» Exercise task:
Copy out each line of the material below that holds the string "from".
# start of Data records
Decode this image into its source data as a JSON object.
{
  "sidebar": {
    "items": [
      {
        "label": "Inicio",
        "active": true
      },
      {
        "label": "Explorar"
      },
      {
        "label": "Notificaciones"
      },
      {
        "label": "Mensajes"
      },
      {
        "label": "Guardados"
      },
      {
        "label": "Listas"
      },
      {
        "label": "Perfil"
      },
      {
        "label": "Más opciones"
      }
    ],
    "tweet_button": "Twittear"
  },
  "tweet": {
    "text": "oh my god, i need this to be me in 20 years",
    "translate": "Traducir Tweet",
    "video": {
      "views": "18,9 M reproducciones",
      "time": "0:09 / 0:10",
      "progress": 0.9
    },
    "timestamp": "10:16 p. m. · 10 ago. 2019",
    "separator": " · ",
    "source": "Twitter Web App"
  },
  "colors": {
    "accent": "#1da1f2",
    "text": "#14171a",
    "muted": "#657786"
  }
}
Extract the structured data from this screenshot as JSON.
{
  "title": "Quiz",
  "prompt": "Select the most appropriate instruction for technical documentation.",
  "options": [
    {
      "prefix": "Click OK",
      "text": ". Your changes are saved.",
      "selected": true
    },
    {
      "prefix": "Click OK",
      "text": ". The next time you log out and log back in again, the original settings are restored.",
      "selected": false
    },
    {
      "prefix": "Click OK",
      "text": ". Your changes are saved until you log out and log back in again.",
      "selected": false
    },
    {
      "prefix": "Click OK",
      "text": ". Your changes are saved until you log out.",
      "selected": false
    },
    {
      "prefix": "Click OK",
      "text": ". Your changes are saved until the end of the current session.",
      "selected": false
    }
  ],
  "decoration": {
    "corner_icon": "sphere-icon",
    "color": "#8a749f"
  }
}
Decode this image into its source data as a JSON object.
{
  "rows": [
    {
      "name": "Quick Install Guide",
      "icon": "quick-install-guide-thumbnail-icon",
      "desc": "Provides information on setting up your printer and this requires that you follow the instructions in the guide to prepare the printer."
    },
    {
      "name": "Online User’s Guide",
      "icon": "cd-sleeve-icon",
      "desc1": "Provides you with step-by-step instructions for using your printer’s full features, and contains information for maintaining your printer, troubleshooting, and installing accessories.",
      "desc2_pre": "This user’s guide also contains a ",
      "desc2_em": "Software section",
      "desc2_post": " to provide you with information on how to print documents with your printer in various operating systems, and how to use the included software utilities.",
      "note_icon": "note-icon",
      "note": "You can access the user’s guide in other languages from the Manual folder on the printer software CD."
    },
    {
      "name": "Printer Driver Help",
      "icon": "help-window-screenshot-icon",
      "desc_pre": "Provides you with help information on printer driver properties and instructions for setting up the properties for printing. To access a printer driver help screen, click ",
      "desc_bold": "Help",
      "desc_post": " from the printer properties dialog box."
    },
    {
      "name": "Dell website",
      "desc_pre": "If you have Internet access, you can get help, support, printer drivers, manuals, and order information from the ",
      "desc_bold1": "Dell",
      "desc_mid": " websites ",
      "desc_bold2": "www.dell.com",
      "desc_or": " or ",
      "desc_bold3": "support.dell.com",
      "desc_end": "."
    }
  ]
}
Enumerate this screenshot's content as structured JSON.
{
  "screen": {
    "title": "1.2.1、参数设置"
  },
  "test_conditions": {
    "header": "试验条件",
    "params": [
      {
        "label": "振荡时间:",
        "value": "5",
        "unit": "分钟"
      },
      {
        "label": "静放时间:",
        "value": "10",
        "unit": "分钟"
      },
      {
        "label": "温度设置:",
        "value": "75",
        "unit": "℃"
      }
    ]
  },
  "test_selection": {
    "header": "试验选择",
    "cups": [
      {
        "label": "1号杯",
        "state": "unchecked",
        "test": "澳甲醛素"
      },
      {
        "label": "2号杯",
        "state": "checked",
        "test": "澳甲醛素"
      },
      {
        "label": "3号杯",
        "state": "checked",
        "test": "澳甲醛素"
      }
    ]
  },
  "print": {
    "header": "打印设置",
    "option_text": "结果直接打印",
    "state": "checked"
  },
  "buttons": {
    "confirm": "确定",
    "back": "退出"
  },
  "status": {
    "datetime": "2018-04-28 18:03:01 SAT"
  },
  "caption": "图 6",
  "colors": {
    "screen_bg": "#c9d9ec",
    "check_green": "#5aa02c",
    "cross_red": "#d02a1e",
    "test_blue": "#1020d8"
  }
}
# end of Data records
» Answer for the task:
Extract the structured data from this screenshot as JSON.
      "note": "You can access the user’s guide in other languages from the Manual folder on the printer software CD."
      "desc_post": " from the printer properties dialog box."
      "desc_pre": "If you have Internet access, you can get help, support, printer drivers, manuals, and order information from the ",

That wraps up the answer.